Provided records »
━━━
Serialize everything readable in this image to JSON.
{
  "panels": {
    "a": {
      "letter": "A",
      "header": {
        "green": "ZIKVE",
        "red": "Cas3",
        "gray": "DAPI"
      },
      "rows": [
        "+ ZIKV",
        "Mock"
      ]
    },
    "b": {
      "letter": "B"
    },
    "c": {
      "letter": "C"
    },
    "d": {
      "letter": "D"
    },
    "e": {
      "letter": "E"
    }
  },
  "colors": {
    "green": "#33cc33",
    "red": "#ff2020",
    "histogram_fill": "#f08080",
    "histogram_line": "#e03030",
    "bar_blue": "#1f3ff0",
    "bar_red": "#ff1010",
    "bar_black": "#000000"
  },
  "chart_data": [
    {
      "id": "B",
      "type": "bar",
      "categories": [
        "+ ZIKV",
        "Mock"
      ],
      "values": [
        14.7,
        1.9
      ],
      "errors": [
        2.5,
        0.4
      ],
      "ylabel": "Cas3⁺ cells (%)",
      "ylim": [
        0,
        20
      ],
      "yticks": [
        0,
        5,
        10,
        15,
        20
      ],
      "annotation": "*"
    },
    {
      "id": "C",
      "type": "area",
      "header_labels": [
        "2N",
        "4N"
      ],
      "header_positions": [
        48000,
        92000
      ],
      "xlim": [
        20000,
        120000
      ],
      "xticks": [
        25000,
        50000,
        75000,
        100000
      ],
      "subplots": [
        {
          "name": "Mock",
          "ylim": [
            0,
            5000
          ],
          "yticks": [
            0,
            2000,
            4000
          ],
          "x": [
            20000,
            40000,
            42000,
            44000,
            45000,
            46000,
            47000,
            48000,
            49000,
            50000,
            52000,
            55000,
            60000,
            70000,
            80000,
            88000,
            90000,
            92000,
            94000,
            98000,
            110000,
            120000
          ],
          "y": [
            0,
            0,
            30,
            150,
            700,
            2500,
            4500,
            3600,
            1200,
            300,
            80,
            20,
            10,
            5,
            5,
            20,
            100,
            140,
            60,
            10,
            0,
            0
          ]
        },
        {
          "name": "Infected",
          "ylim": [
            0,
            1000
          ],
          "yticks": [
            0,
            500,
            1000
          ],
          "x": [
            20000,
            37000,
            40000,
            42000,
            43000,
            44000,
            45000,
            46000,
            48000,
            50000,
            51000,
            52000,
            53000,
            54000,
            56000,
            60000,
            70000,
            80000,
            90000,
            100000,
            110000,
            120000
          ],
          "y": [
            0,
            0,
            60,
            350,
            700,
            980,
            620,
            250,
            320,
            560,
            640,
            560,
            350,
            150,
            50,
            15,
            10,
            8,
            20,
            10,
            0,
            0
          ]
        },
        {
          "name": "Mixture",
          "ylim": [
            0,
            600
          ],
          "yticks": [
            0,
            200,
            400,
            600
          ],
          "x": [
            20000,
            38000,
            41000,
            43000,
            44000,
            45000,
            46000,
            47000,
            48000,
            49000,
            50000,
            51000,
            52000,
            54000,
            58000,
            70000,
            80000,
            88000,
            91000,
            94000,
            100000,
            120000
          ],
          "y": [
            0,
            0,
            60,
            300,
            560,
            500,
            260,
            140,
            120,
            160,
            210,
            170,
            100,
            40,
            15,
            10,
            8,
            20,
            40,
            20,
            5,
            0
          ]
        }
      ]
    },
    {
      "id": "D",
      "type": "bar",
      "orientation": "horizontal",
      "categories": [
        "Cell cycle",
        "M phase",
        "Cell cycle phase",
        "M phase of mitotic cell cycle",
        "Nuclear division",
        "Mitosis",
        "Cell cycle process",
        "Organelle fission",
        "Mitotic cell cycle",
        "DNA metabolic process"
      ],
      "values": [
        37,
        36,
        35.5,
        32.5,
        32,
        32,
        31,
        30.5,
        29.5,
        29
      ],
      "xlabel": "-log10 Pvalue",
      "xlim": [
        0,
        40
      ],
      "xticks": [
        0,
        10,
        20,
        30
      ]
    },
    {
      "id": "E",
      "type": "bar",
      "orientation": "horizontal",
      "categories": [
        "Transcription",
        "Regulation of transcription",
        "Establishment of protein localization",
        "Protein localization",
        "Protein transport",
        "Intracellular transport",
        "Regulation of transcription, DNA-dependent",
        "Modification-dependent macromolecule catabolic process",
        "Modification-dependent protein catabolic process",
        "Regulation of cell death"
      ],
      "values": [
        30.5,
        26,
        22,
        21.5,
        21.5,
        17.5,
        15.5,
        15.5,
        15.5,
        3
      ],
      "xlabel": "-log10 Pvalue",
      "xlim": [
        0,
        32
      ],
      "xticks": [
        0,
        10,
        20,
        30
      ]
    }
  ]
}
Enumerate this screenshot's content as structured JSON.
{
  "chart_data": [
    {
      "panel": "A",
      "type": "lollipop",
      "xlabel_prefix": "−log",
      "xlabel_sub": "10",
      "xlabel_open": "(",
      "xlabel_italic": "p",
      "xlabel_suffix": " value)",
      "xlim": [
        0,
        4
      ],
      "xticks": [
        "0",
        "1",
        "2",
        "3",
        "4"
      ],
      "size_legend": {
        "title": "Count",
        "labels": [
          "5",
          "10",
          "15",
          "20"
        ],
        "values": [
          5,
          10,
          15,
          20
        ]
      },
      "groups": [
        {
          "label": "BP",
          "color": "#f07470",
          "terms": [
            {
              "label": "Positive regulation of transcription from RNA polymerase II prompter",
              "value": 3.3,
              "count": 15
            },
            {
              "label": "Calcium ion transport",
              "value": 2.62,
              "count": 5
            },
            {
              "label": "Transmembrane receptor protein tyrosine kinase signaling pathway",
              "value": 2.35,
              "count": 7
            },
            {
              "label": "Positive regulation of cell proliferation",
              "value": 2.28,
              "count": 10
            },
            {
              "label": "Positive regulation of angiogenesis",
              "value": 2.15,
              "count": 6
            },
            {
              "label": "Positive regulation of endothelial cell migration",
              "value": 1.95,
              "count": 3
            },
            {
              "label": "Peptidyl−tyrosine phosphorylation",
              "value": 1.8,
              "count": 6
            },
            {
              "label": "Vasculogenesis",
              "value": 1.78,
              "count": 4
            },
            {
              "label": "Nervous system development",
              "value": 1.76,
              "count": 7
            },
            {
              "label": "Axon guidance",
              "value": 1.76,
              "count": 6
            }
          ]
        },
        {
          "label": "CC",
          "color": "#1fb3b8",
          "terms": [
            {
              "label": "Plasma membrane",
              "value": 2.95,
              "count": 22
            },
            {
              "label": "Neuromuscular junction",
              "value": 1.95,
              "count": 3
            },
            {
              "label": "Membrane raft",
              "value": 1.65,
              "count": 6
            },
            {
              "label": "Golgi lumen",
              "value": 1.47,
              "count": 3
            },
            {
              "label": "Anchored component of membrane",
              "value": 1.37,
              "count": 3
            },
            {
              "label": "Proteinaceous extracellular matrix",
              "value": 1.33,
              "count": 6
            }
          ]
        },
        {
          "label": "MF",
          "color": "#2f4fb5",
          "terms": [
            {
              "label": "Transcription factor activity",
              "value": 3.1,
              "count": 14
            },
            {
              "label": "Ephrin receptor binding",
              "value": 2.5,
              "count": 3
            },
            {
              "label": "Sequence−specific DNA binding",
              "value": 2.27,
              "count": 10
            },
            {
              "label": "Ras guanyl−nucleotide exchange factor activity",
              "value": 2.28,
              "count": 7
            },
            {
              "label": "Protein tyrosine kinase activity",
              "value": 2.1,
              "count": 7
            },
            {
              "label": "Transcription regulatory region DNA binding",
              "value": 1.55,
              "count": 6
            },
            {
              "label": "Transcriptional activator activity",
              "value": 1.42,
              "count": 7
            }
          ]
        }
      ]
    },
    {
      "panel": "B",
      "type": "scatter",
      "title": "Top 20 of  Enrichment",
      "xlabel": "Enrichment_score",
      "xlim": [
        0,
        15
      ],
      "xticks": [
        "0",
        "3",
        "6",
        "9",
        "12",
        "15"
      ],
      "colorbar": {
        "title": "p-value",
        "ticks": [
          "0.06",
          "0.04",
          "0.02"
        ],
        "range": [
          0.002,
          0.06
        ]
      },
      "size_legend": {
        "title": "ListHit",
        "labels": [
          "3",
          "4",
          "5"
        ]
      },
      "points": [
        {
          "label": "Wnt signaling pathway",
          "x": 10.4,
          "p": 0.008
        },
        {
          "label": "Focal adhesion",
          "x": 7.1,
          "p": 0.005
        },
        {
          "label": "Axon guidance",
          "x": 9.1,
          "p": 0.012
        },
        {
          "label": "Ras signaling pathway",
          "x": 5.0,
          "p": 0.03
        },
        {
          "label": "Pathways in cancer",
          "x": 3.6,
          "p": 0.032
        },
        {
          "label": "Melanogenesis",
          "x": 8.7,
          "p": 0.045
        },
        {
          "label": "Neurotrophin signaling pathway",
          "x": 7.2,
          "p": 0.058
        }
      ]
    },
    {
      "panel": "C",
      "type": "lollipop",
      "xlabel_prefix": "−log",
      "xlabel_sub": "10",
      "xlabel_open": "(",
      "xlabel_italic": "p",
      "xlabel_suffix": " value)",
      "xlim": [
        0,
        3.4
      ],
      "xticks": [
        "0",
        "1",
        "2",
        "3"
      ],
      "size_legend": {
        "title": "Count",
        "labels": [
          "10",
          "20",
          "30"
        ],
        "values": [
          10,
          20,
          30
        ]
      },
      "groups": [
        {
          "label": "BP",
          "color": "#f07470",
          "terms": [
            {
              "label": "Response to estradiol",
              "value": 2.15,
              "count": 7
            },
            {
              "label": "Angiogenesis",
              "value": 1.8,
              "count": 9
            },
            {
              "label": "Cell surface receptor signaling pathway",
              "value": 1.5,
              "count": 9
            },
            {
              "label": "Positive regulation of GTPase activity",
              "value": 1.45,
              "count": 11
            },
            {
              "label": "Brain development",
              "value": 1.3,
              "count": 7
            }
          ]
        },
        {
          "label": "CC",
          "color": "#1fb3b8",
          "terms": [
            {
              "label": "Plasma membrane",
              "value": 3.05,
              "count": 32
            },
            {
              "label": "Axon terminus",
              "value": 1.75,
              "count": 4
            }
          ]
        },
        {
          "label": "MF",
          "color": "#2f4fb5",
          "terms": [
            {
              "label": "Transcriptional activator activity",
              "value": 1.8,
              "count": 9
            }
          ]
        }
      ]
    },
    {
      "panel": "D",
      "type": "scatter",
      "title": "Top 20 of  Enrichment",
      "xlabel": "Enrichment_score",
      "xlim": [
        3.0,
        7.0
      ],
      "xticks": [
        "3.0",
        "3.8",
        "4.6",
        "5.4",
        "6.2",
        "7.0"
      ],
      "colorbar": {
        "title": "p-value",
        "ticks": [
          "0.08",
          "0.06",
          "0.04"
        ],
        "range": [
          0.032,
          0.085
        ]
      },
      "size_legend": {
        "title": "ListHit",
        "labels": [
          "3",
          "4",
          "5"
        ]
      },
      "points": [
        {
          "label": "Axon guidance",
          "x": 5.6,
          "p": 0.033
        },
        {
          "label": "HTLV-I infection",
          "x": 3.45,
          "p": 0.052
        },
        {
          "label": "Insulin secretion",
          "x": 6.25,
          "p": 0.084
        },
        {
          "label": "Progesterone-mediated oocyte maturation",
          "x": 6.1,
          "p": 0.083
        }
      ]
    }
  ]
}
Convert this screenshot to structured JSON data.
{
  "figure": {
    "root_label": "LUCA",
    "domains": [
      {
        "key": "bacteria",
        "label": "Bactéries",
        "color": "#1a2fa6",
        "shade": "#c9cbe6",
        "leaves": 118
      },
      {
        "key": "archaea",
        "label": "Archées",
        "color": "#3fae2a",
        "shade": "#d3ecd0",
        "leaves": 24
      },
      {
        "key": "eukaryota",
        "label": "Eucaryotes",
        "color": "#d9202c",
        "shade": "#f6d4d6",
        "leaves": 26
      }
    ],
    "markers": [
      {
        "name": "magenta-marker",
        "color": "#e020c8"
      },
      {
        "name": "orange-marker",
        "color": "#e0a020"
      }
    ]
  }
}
━━━
Task objective » Make an exact copy of the lines running from the one with "Convert this screenshot" to the last line of the listing, including both ends.

Response area »
Convert this screenshot to structured JSON data.
{
  "figure": {
    "root_label": "LUCA",
    "domains": [
      {
        "key": "bacteria",
        "label": "Bactéries",
        "color": "#1a2fa6",
        "shade": "#c9cbe6",
        "leaves": 118
      },
      {
        "key": "archaea",
        "label": "Archées",
        "color": "#3fae2a",
        "shade": "#d3ecd0",
        "leaves": 24
      },
      {
        "key": "eukaryota",
        "label": "Eucaryotes",
        "color": "#d9202c",
        "shade": "#f6d4d6",
        "leaves": 26
      }
    ],
    "markers": [
      {
        "name": "magenta-marker",
        "color": "#e020c8"
      },
      {
        "name": "orange-marker",
        "color": "#e0a020"
      }
    ]
  }
}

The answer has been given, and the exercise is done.